STATED GOAL -
Copy out the entries exactly, from the first line to the last.

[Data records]
(begin)

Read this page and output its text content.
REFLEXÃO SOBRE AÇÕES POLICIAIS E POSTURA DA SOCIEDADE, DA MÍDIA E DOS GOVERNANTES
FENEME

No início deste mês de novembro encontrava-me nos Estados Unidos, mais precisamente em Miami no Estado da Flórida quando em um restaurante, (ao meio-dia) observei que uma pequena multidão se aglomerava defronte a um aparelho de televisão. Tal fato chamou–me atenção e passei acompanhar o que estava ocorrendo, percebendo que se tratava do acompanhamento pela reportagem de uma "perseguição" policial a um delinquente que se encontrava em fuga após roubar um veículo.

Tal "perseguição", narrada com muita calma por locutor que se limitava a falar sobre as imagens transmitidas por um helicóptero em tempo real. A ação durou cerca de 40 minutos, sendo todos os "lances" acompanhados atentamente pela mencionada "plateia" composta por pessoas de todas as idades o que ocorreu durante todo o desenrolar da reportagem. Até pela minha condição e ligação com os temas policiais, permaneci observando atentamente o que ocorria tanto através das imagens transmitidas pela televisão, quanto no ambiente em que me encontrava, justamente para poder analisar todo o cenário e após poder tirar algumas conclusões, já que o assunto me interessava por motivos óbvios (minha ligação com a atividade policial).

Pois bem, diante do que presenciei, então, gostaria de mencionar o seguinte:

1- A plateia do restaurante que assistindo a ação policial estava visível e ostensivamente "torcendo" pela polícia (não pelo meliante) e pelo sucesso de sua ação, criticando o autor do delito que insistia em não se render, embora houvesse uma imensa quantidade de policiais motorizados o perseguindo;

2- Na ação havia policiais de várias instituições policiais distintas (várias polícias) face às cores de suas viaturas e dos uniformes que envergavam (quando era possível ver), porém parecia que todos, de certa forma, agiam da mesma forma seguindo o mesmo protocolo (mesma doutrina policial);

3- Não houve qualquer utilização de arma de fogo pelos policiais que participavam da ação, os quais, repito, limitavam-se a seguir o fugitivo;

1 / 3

(end)

REPLY -
Read this page and output its text content.
REFLEXÃO SOBRE AÇÕES POLICIAIS E POSTURA DA SOCIEDADE, DA MÍDIA E DOS GOVERNANTES
FENEME

No início deste mês de novembro encontrava-me nos Estados Unidos, mais precisamente em Miami no Estado da Flórida quando em um restaurante, (ao meio-dia) observei que uma pequena multidão se aglomerava defronte a um aparelho de televisão. Tal fato chamou–me atenção e passei acompanhar o que estava ocorrendo, percebendo que se tratava do acompanhamento pela reportagem de uma "perseguição" policial a um delinquente que se encontrava em fuga após roubar um veículo.

Tal "perseguição", narrada com muita calma por locutor que se limitava a falar sobre as imagens transmitidas por um helicóptero em tempo real. A ação durou cerca de 40 minutos, sendo todos os "lances" acompanhados atentamente pela mencionada "plateia" composta por pessoas de todas as idades o que ocorreu durante todo o desenrolar da reportagem. Até pela minha condição e ligação com os temas policiais, permaneci observando atentamente o que ocorria tanto através das imagens transmitidas pela televisão, quanto no ambiente em que me encontrava, justamente para poder analisar todo o cenário e após poder tirar algumas conclusões, já que o assunto me interessava por motivos óbvios (minha ligação com a atividade policial).

Pois bem, diante do que presenciei, então, gostaria de mencionar o seguinte:

1- A plateia do restaurante que assistindo a ação policial estava visível e ostensivamente "torcendo" pela polícia (não pelo meliante) e pelo sucesso de sua ação, criticando o autor do delito que insistia em não se render, embora houvesse uma imensa quantidade de policiais motorizados o perseguindo;

2- Na ação havia policiais de várias instituições policiais distintas (várias polícias) face às cores de suas viaturas e dos uniformes que envergavam (quando era possível ver), porém parecia que todos, de certa forma, agiam da mesma forma seguindo o mesmo protocolo (mesma doutrina policial);

3- Não houve qualquer utilização de arma de fogo pelos policiais que participavam da ação, os quais, repito, limitavam-se a seguir o fugitivo;

1 / 3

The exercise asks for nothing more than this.